→ Aim:
Show every line in the records below that contains the word "page".

* START Data to process *

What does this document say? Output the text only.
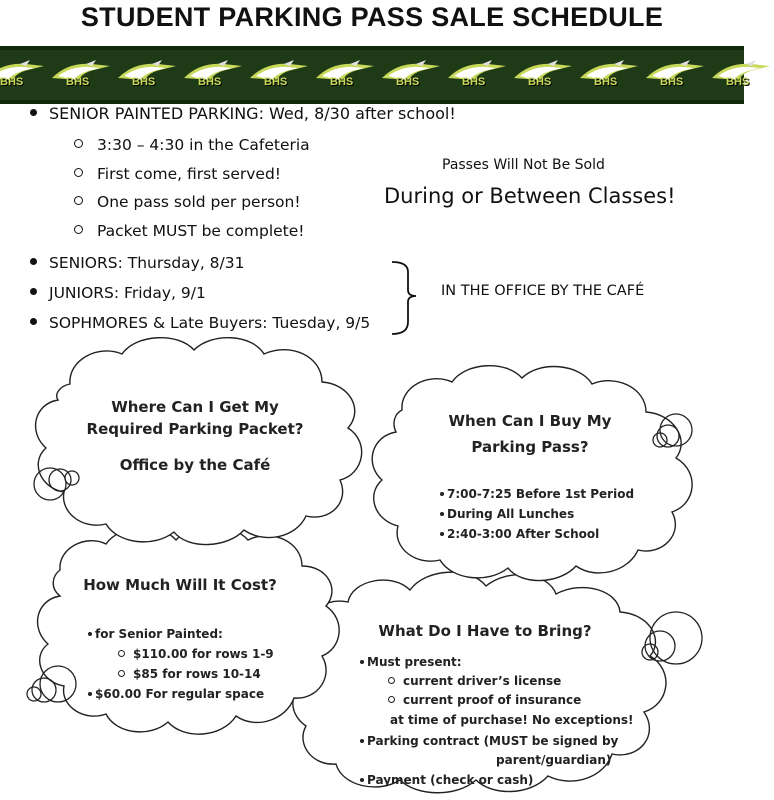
STUDENT PARKING PASS SALE SCHEDULE
BHS	BHS	BHS	BHS	BHS	BHS	BHS	BHS	BHS	BHS	BHS	BHS
SENIOR PAINTED PARKING: Wed, 8/30 after school!
3:30 – 4:30 in the Cafeteria
First come, first served!
One pass sold per person!
Packet MUST be complete!
SENIORS: Thursday, 8/31
JUNIORS: Friday, 9/1
SOPHMORES & Late Buyers: Tuesday, 9/5
Passes Will Not Be Sold
During or Between Classes!
IN THE OFFICE BY THE CAFÉ
Where Can I Get My
Required Parking Packet?
Office by the Café
When Can I Buy My
Parking Pass?
7:00-7:25 Before 1st Period
During All Lunches
2:40-3:00 After School
How Much Will It Cost?
for Senior Painted:
$110.00 for rows 1-9
$85 for rows 10-14
$60.00 For regular space
What Do I Have to Bring?
Must present:
current driver’s license
current proof of insurance
at time of purchase! No exceptions!
Parking contract (MUST be signed by
parent/guardian)
Payment (check or cash)
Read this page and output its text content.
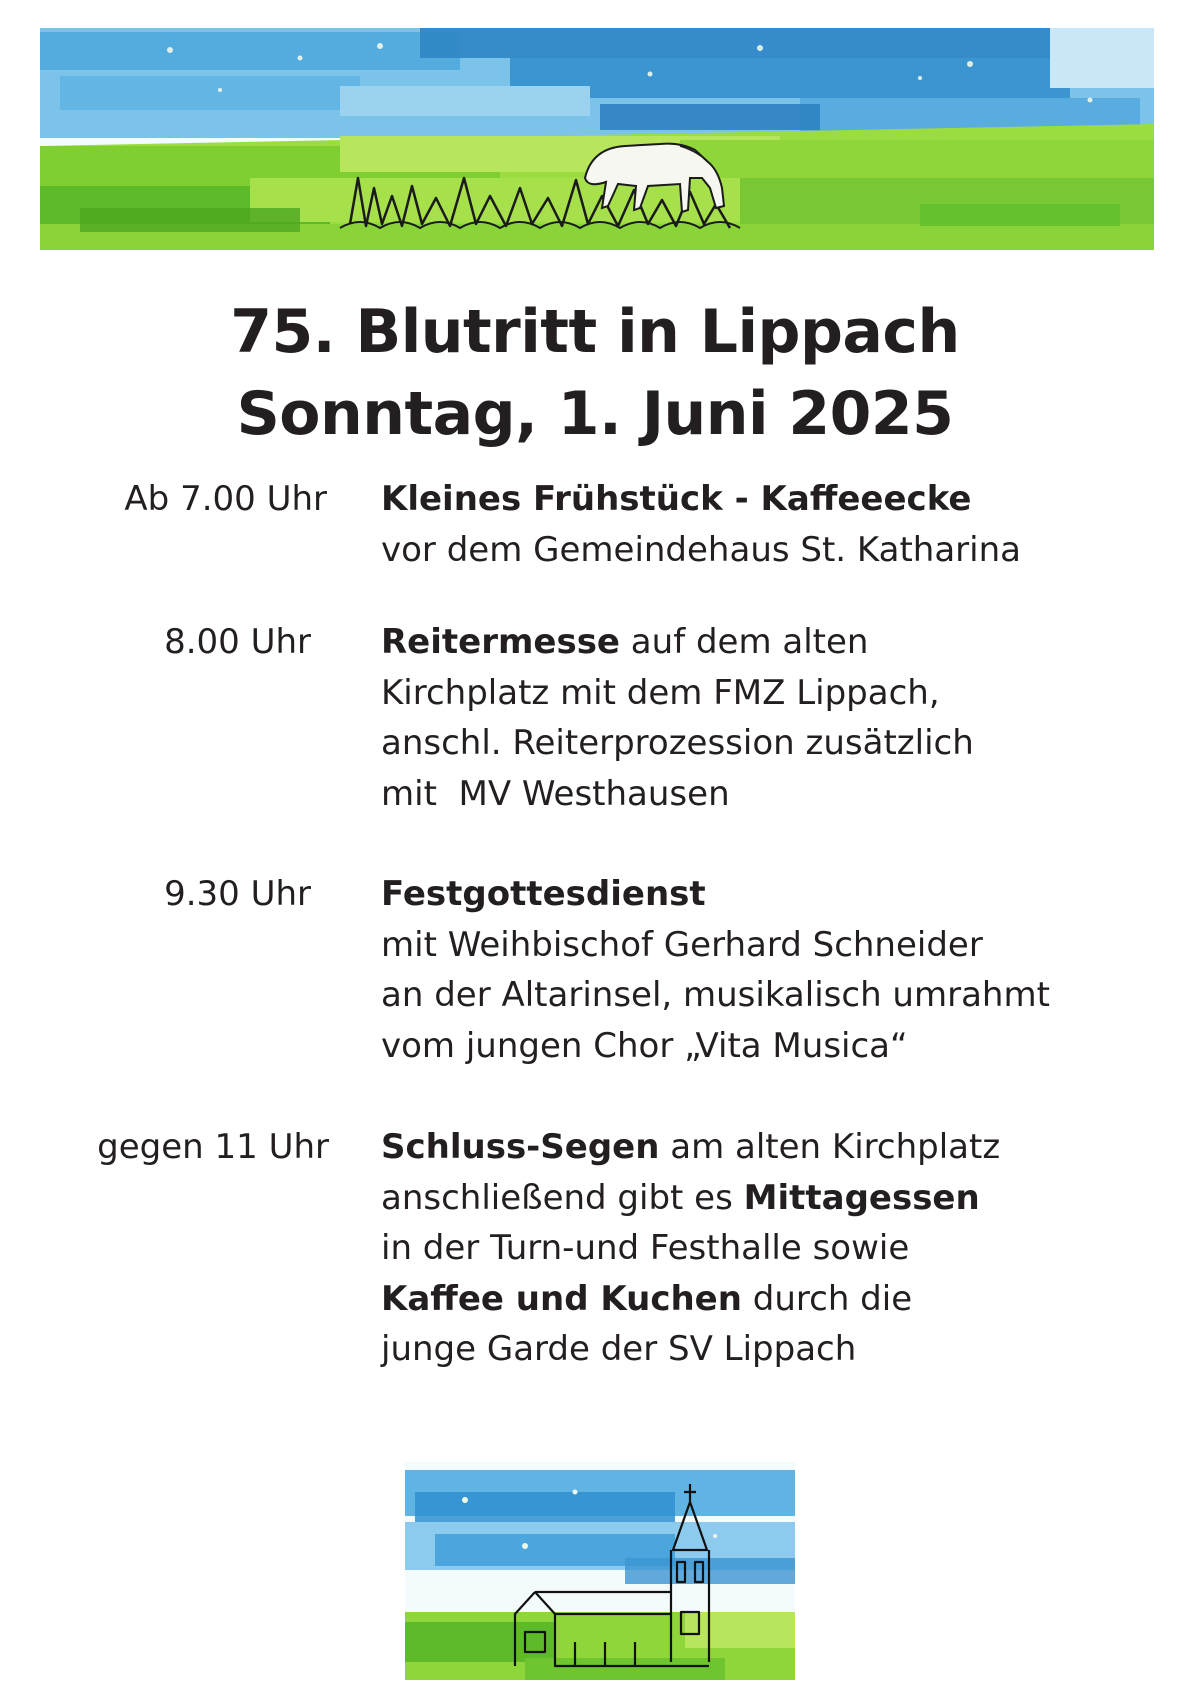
75. Blutritt in Lippach
Sonntag, 1. Juni 2025
Ab 7.00 Uhr Kleines Frühstück - Kaffeeecke
vor dem Gemeindehaus St. Katharina
8.00 Uhr Reitermesse auf dem alten
Kirchplatz mit dem FMZ Lippach,
anschl. Reiterprozession zusätzlich
mit  MV Westhausen
9.30 Uhr Festgottesdienst
mit Weihbischof Gerhard Schneider
an der Altarinsel, musikalisch umrahmt
vom jungen Chor „Vita Musica“
gegen 11 Uhr Schluss-Segen am alten Kirchplatz
anschließend gibt es Mittagessen
in der Turn-und Festhalle sowie
Kaffee und Kuchen durch die
junge Garde der SV Lippach
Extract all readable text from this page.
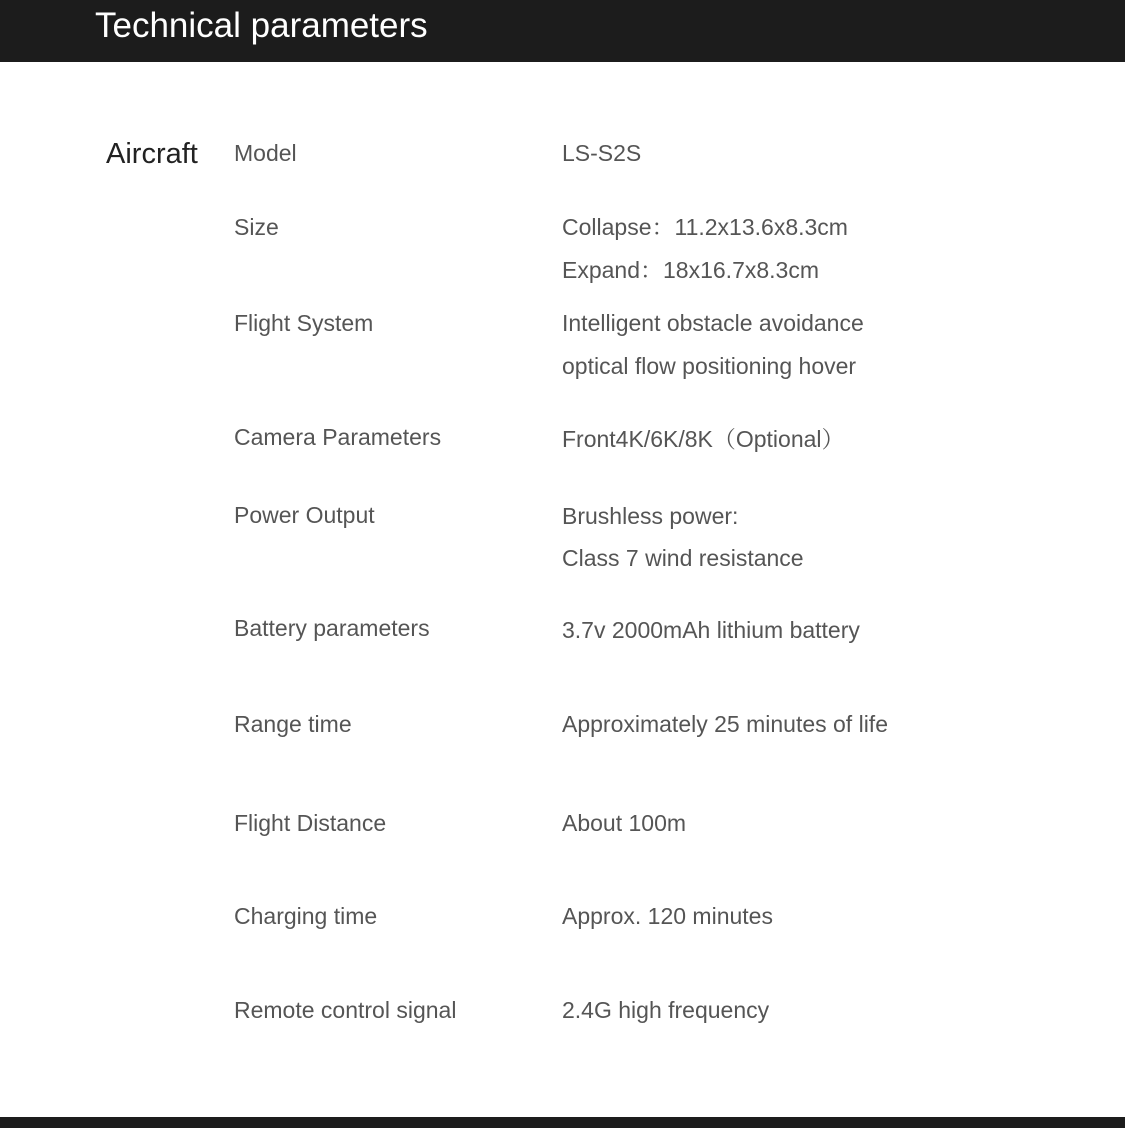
Technical parameters
Aircraft Model	LS-S2S
Size	Collapse：11.2x13.6x8.3cm
Expand：18x16.7x8.3cm
Flight System	Intelligent obstacle avoidance
optical flow positioning hover
Camera Parameters	Front4K/6K/8K（Optional）
Power Output	Brushless power:
Class 7 wind resistance
Battery parameters	3.7v 2000mAh lithium battery
Range time	Approximately 25 minutes of life
Flight Distance	About 100m
Charging time	Approx. 120 minutes
Remote control signal	2.4G high frequency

* END Data to process *

→ Exercise result:
Read this page and output its text content.
Extract all readable text from this page.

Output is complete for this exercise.